## BEGIN

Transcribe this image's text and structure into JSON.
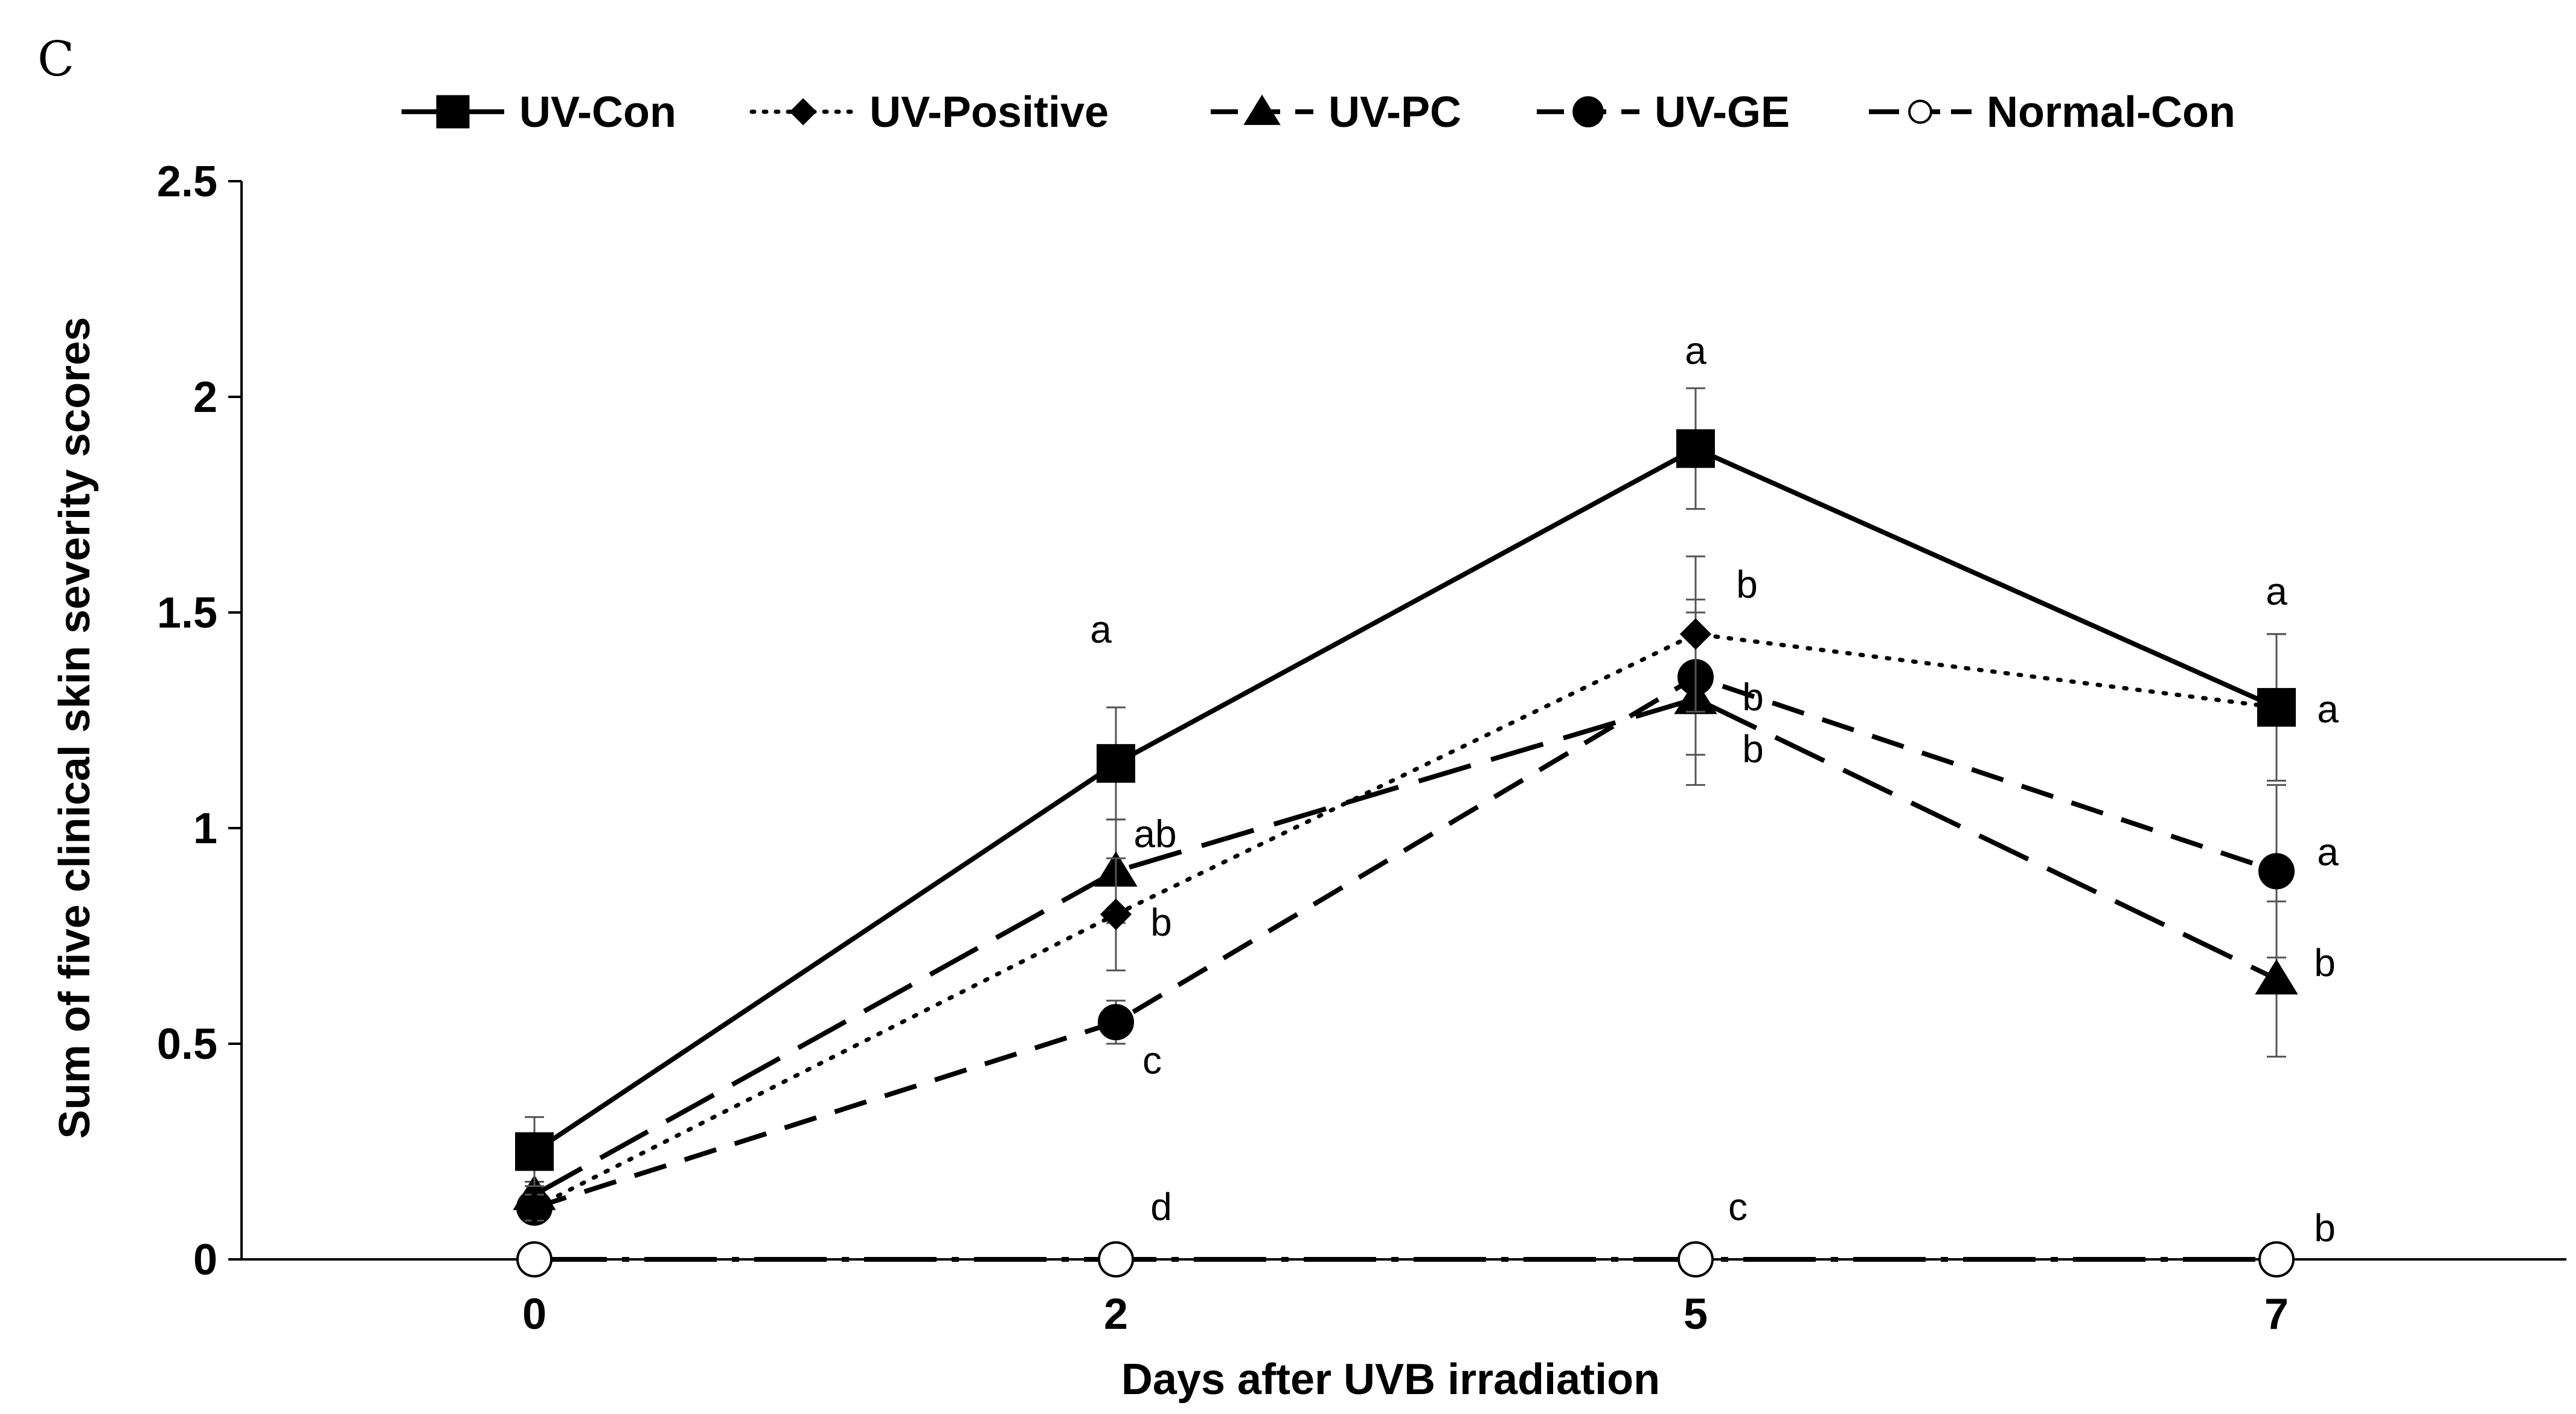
{
  "panel_label": "C",
  "chart_data": {
    "type": "line",
    "title": "",
    "xlabel": "Days after UVB irradiation",
    "ylabel": "Sum of five clinical skin severity scores",
    "categories": [
      "0",
      "2",
      "5",
      "7"
    ],
    "ylim": [
      0,
      2.5
    ],
    "yticks": [
      0,
      0.5,
      1,
      1.5,
      2,
      2.5
    ],
    "ytick_labels": [
      "0",
      "0.5",
      "1",
      "1.5",
      "2",
      "2.5"
    ],
    "grid": false,
    "legend_position": "top",
    "series": [
      {
        "name": "UV-Con",
        "marker": "square",
        "filled": true,
        "dash": "solid",
        "values": [
          0.25,
          1.15,
          1.88,
          1.28
        ],
        "errors": [
          0.08,
          0.13,
          0.14,
          0.17
        ],
        "labels": [
          "",
          "a",
          "a",
          "a"
        ]
      },
      {
        "name": "UV-Positive",
        "marker": "diamond",
        "filled": true,
        "dash": "dotted",
        "values": [
          0.12,
          0.8,
          1.45,
          1.28
        ],
        "errors": [
          0.03,
          0.13,
          0.18,
          0.17
        ],
        "labels": [
          "",
          "b",
          "b",
          "a"
        ]
      },
      {
        "name": "UV-PC",
        "marker": "triangle",
        "filled": true,
        "dash": "longdash",
        "values": [
          0.15,
          0.9,
          1.3,
          0.65
        ],
        "errors": [
          0.03,
          0.12,
          0.2,
          0.18
        ],
        "labels": [
          "",
          "ab",
          "b",
          "b"
        ]
      },
      {
        "name": "UV-GE",
        "marker": "circle",
        "filled": true,
        "dash": "dash",
        "values": [
          0.12,
          0.55,
          1.35,
          0.9
        ],
        "errors": [
          0.03,
          0.05,
          0.18,
          0.2
        ],
        "labels": [
          "",
          "c",
          "b",
          "a"
        ]
      },
      {
        "name": "Normal-Con",
        "marker": "circle",
        "filled": false,
        "dash": "dashdot",
        "values": [
          0,
          0,
          0,
          0
        ],
        "errors": [
          0,
          0,
          0,
          0
        ],
        "labels": [
          "",
          "d",
          "c",
          "b"
        ]
      }
    ]
  }
}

## END

> [What is needed] Copy every line above in which the string "dash" shows up.

> [Exercise solution]
        "dash": "solid",
        "dash": "dotted",
        "dash": "longdash",
        "dash": "dash",
        "dash": "dashdot",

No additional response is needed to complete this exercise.